▶ **Work to complete**: Without the pictures, give the entries below again exactly as written.

start

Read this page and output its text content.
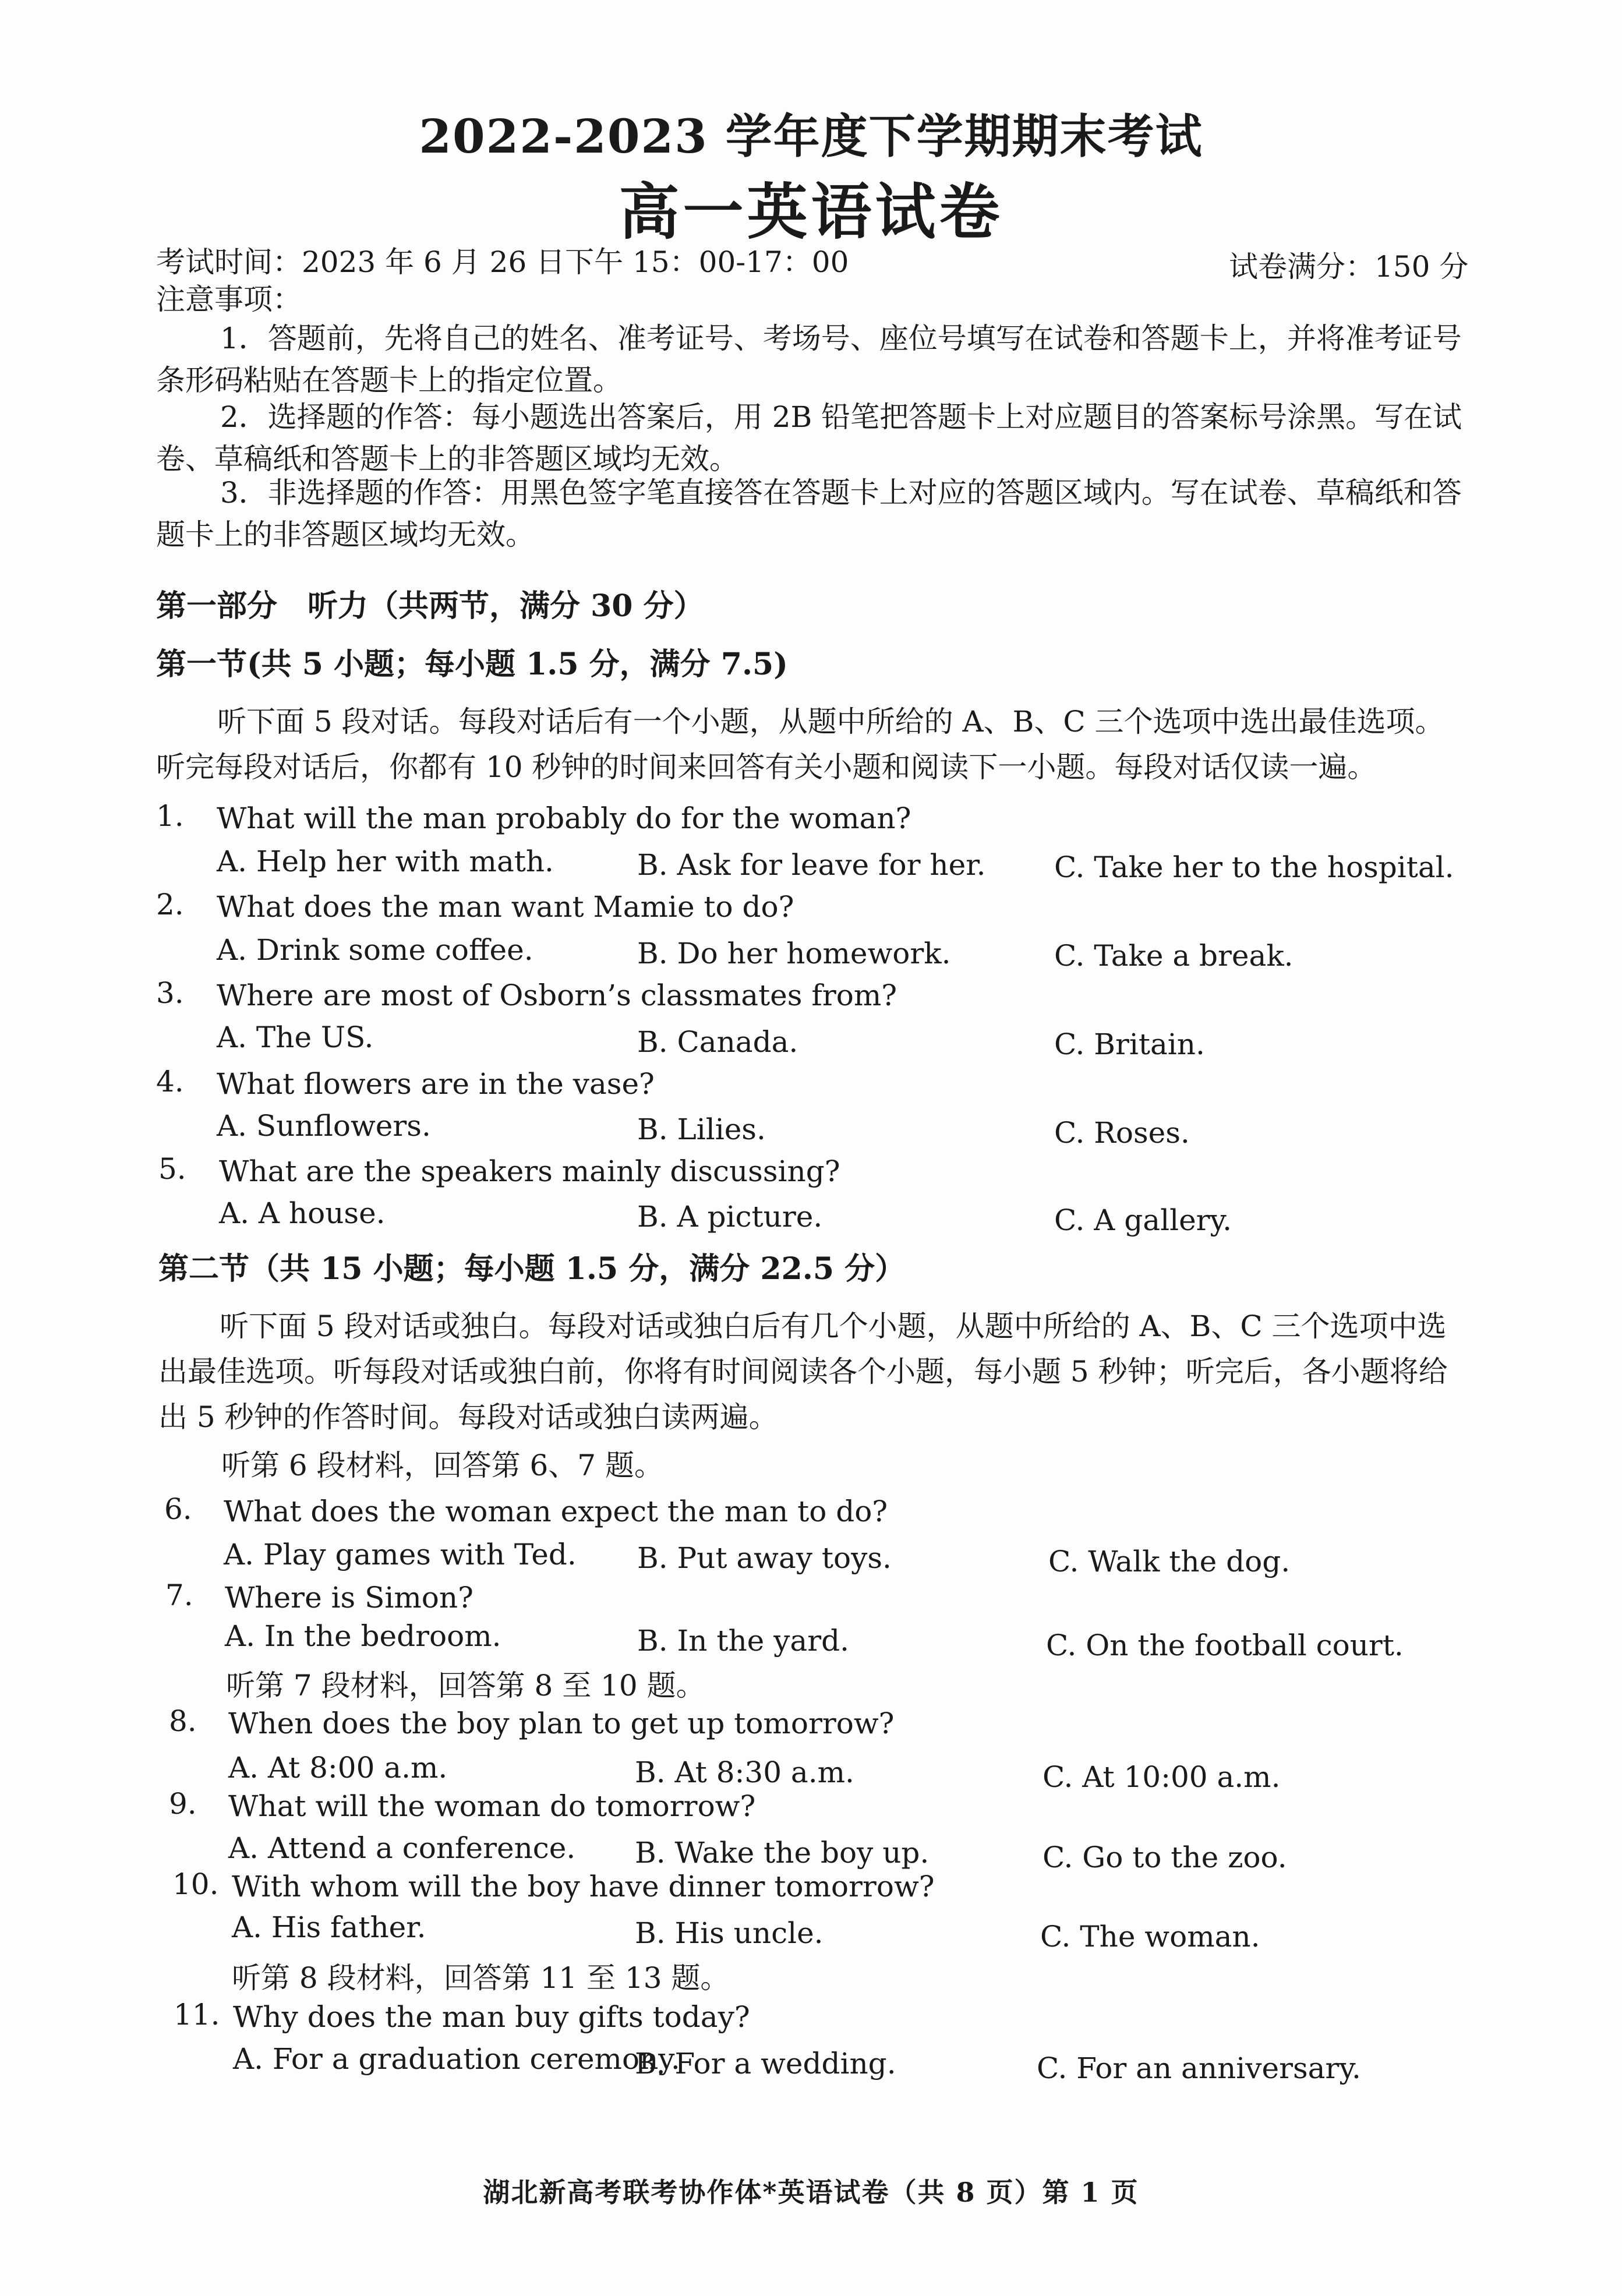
2022-2023 学年度下学期期末考试
高一英语试卷
考试时间：2023 年 6 月 26 日下午 15：00-17：00	试卷满分：150 分
注意事项：
1．答题前，先将自己的姓名、准考证号、考场号、座位号填写在试卷和答题卡上，并将准考证号条形码粘贴在答题卡上的指定位置。
2．选择题的作答：每小题选出答案后，用 2B 铅笔把答题卡上对应题目的答案标号涂黑。写在试卷、草稿纸和答题卡上的非答题区域均无效。
3．非选择题的作答：用黑色签字笔直接答在答题卡上对应的答题区域内。写在试卷、草稿纸和答题卡上的非答题区域均无效。
第一部分　听力（共两节，满分 30 分）
第一节(共 5 小题；每小题 1.5 分，满分 7.5)
听下面 5 段对话。每段对话后有一个小题，从题中所给的 A、B、C 三个选项中选出最佳选项。听完每段对话后，你都有 10 秒钟的时间来回答有关小题和阅读下一小题。每段对话仅读一遍。
1. What will the man probably do for the woman?
A. Help her with math.	B. Ask for leave for her. C. Take her to the hospital.
2. What does the man want Mamie to do?
A. Drink some coffee.	B. Do her homework.	C. Take a break.
3. Where are most of Osborn’s classmates from?
A. The US.	B. Canada.	C. Britain.
4. What flowers are in the vase?
A. Sunflowers.	B. Lilies.	C. Roses.
5. What are the speakers mainly discussing?
A. A house.	B. A picture.	C. A gallery.
第二节（共 15 小题；每小题 1.5 分，满分 22.5 分）
听下面 5 段对话或独白。每段对话或独白后有几个小题，从题中所给的 A、B、C 三个选项中选出最佳选项。听每段对话或独白前，你将有时间阅读各个小题，每小题 5 秒钟；听完后，各小题将给出 5 秒钟的作答时间。每段对话或独白读两遍。
听第 6 段材料，回答第 6、7 题。
6. What does the woman expect the man to do?
A. Play games with Ted. B. Put away toys.	C. Walk the dog.
7. Where is Simon?
A. In the bedroom.	B. In the yard.	C. On the football court.
听第 7 段材料，回答第 8 至 10 题。
8. When does the boy plan to get up tomorrow?
A. At 8:00 a.m.	B. At 8:30 a.m.	C. At 10:00 a.m.
9. What will the woman do tomorrow?
A. Attend a conference. B. Wake the boy up.	C. Go to the zoo.
10. With whom will the boy have dinner tomorrow?
A. His father.	B. His uncle.	C. The woman.
听第 8 段材料，回答第 11 至 13 题。
11. Why does the man buy gifts today?
A. For a graduation ceremony.
B. For a wedding.	C. For an anniversary.
湖北新高考联考协作体*英语试卷（共 8 页）第 1 页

end

▶ **Full answer**:
Read this page and output its text content.
2022-2023 学年度下学期期末考试
高一英语试卷
考试时间：2023 年 6 月 26 日下午 15：00-17：00	试卷满分：150 分
注意事项：
1．答题前，先将自己的姓名、准考证号、考场号、座位号填写在试卷和答题卡上，并将准考证号条形码粘贴在答题卡上的指定位置。
2．选择题的作答：每小题选出答案后，用 2B 铅笔把答题卡上对应题目的答案标号涂黑。写在试卷、草稿纸和答题卡上的非答题区域均无效。
3．非选择题的作答：用黑色签字笔直接答在答题卡上对应的答题区域内。写在试卷、草稿纸和答题卡上的非答题区域均无效。
第一部分　听力（共两节，满分 30 分）
第一节(共 5 小题；每小题 1.5 分，满分 7.5)
听下面 5 段对话。每段对话后有一个小题，从题中所给的 A、B、C 三个选项中选出最佳选项。听完每段对话后，你都有 10 秒钟的时间来回答有关小题和阅读下一小题。每段对话仅读一遍。
1. What will the man probably do for the woman?
A. Help her with math.	B. Ask for leave for her. C. Take her to the hospital.
2. What does the man want Mamie to do?
A. Drink some coffee.	B. Do her homework.	C. Take a break.
3. Where are most of Osborn’s classmates from?
A. The US.	B. Canada.	C. Britain.
4. What flowers are in the vase?
A. Sunflowers.	B. Lilies.	C. Roses.
5. What are the speakers mainly discussing?
A. A house.	B. A picture.	C. A gallery.
第二节（共 15 小题；每小题 1.5 分，满分 22.5 分）
听下面 5 段对话或独白。每段对话或独白后有几个小题，从题中所给的 A、B、C 三个选项中选出最佳选项。听每段对话或独白前，你将有时间阅读各个小题，每小题 5 秒钟；听完后，各小题将给出 5 秒钟的作答时间。每段对话或独白读两遍。
听第 6 段材料，回答第 6、7 题。
6. What does the woman expect the man to do?
A. Play games with Ted. B. Put away toys.	C. Walk the dog.
7. Where is Simon?
A. In the bedroom.	B. In the yard.	C. On the football court.
听第 7 段材料，回答第 8 至 10 题。
8. When does the boy plan to get up tomorrow?
A. At 8:00 a.m.	B. At 8:30 a.m.	C. At 10:00 a.m.
9. What will the woman do tomorrow?
A. Attend a conference. B. Wake the boy up.	C. Go to the zoo.
10. With whom will the boy have dinner tomorrow?
A. His father.	B. His uncle.	C. The woman.
听第 8 段材料，回答第 11 至 13 题。
11. Why does the man buy gifts today?
A. For a graduation ceremony.
B. For a wedding.	C. For an anniversary.
湖北新高考联考协作体*英语试卷（共 8 页）第 1 页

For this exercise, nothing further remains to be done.